| EXERCISE |
Can you copy out the data exactly? Leave the images out.

--- Start ---

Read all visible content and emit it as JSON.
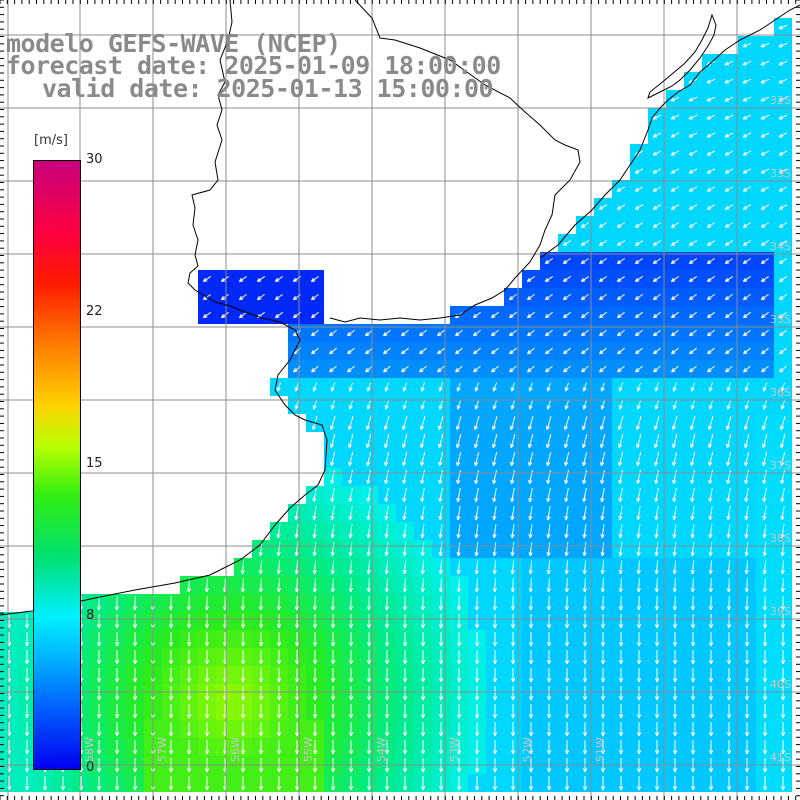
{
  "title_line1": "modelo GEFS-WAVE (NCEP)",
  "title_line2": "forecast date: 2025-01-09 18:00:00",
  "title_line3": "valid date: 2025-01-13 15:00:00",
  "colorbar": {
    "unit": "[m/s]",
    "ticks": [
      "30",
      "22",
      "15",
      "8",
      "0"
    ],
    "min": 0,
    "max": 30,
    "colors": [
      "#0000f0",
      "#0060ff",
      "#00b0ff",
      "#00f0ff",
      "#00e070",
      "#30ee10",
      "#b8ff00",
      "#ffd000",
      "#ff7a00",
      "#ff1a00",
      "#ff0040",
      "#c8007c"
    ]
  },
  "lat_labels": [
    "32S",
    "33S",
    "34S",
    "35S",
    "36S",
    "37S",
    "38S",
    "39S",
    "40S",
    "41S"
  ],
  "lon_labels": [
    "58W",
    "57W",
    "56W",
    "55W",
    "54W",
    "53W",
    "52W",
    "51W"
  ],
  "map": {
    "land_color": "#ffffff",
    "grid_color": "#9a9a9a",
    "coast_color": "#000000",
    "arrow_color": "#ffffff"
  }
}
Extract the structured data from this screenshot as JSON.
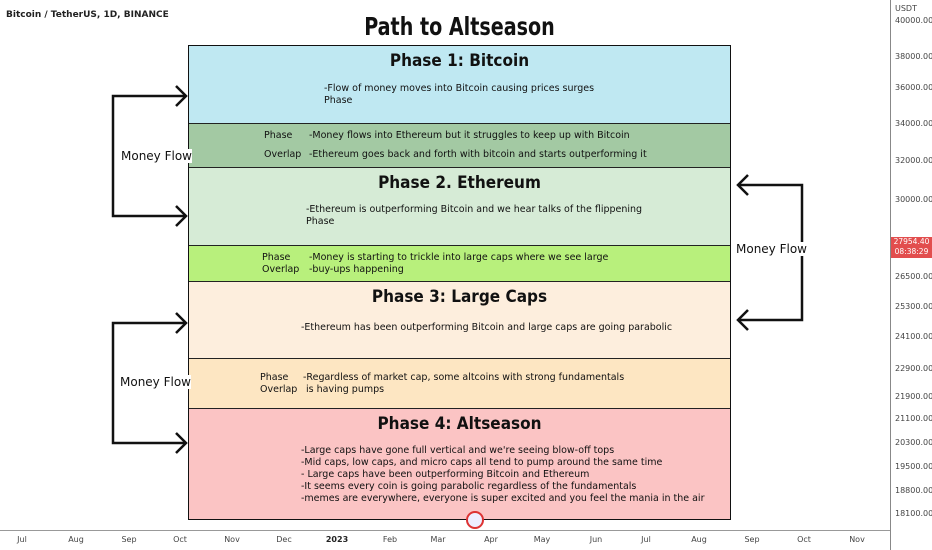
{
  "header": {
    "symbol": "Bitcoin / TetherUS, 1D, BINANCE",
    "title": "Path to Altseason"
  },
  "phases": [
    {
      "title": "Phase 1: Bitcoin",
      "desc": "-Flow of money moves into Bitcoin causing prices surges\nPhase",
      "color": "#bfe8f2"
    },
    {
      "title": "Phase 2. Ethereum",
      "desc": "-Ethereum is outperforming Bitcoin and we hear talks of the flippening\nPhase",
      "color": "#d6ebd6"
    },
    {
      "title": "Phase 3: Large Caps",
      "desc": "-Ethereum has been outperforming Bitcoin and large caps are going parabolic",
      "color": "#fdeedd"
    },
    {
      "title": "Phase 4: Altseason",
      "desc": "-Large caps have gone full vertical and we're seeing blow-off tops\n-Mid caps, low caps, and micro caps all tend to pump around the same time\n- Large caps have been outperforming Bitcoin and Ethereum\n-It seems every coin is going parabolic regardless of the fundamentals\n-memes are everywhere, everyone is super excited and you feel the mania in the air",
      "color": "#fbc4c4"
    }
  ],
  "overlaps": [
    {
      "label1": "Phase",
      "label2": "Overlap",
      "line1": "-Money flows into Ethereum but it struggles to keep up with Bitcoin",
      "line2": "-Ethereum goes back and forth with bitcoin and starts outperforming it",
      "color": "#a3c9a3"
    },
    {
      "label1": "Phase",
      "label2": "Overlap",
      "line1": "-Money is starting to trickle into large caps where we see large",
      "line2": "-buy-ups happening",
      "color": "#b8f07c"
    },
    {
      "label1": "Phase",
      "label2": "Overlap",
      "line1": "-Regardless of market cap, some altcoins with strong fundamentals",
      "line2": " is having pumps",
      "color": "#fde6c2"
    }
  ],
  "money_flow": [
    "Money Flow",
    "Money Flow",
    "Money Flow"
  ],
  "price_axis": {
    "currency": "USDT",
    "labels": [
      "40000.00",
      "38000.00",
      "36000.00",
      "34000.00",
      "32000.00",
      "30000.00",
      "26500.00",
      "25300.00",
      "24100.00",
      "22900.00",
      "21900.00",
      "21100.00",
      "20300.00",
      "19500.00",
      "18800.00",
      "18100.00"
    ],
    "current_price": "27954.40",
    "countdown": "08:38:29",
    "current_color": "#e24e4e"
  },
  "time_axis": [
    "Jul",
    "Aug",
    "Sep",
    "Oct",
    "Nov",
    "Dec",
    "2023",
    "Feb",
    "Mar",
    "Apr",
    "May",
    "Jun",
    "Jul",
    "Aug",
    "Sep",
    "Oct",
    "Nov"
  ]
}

--- End ---

| THE COMPLETED TASK |
Read all visible content and emit it as JSON.
{
  "title_line1": "modelo GEFS-WAVE (NCEP)",
  "title_line2": "forecast date: 2025-01-09 18:00:00",
  "title_line3": "valid date: 2025-01-13 15:00:00",
  "colorbar": {
    "unit": "[m/s]",
    "ticks": [
      "30",
      "22",
      "15",
      "8",
      "0"
    ],
    "min": 0,
    "max": 30,
    "colors": [
      "#0000f0",
      "#0060ff",
      "#00b0ff",
      "#00f0ff",
      "#00e070",
      "#30ee10",
      "#b8ff00",
      "#ffd000",
      "#ff7a00",
      "#ff1a00",
      "#ff0040",
      "#c8007c"
    ]
  },
  "lat_labels": [
    "32S",
    "33S",
    "34S",
    "35S",
    "36S",
    "37S",
    "38S",
    "39S",
    "40S",
    "41S"
  ],
  "lon_labels": [
    "58W",
    "57W",
    "56W",
    "55W",
    "54W",
    "53W",
    "52W",
    "51W"
  ],
  "map": {
    "land_color": "#ffffff",
    "grid_color": "#9a9a9a",
    "coast_color": "#000000",
    "arrow_color": "#ffffff"
  }
}
Extract the structured data from this screenshot as JSON.
{
  "header": {
    "symbol": "Bitcoin / TetherUS, 1D, BINANCE",
    "title": "Path to Altseason"
  },
  "phases": [
    {
      "title": "Phase 1: Bitcoin",
      "desc": "-Flow of money moves into Bitcoin causing prices surges\nPhase",
      "color": "#bfe8f2"
    },
    {
      "title": "Phase 2. Ethereum",
      "desc": "-Ethereum is outperforming Bitcoin and we hear talks of the flippening\nPhase",
      "color": "#d6ebd6"
    },
    {
      "title": "Phase 3: Large Caps",
      "desc": "-Ethereum has been outperforming Bitcoin and large caps are going parabolic",
      "color": "#fdeedd"
    },
    {
      "title": "Phase 4: Altseason",
      "desc": "-Large caps have gone full vertical and we're seeing blow-off tops\n-Mid caps, low caps, and micro caps all tend to pump around the same time\n- Large caps have been outperforming Bitcoin and Ethereum\n-It seems every coin is going parabolic regardless of the fundamentals\n-memes are everywhere, everyone is super excited and you feel the mania in the air",
      "color": "#fbc4c4"
    }
  ],
  "overlaps": [
    {
      "label1": "Phase",
      "label2": "Overlap",
      "line1": "-Money flows into Ethereum but it struggles to keep up with Bitcoin",
      "line2": "-Ethereum goes back and forth with bitcoin and starts outperforming it",
      "color": "#a3c9a3"
    },
    {
      "label1": "Phase",
      "label2": "Overlap",
      "line1": "-Money is starting to trickle into large caps where we see large",
      "line2": "-buy-ups happening",
      "color": "#b8f07c"
    },
    {
      "label1": "Phase",
      "label2": "Overlap",
      "line1": "-Regardless of market cap, some altcoins with strong fundamentals",
      "line2": " is having pumps",
      "color": "#fde6c2"
    }
  ],
  "money_flow": [
    "Money Flow",
    "Money Flow",
    "Money Flow"
  ],
  "price_axis": {
    "currency": "USDT",
    "labels": [
      "40000.00",
      "38000.00",
      "36000.00",
      "34000.00",
      "32000.00",
      "30000.00",
      "26500.00",
      "25300.00",
      "24100.00",
      "22900.00",
      "21900.00",
      "21100.00",
      "20300.00",
      "19500.00",
      "18800.00",
      "18100.00"
    ],
    "current_price": "27954.40",
    "countdown": "08:38:29",
    "current_color": "#e24e4e"
  },
  "time_axis": [
    "Jul",
    "Aug",
    "Sep",
    "Oct",
    "Nov",
    "Dec",
    "2023",
    "Feb",
    "Mar",
    "Apr",
    "May",
    "Jun",
    "Jul",
    "Aug",
    "Sep",
    "Oct",
    "Nov"
  ]
}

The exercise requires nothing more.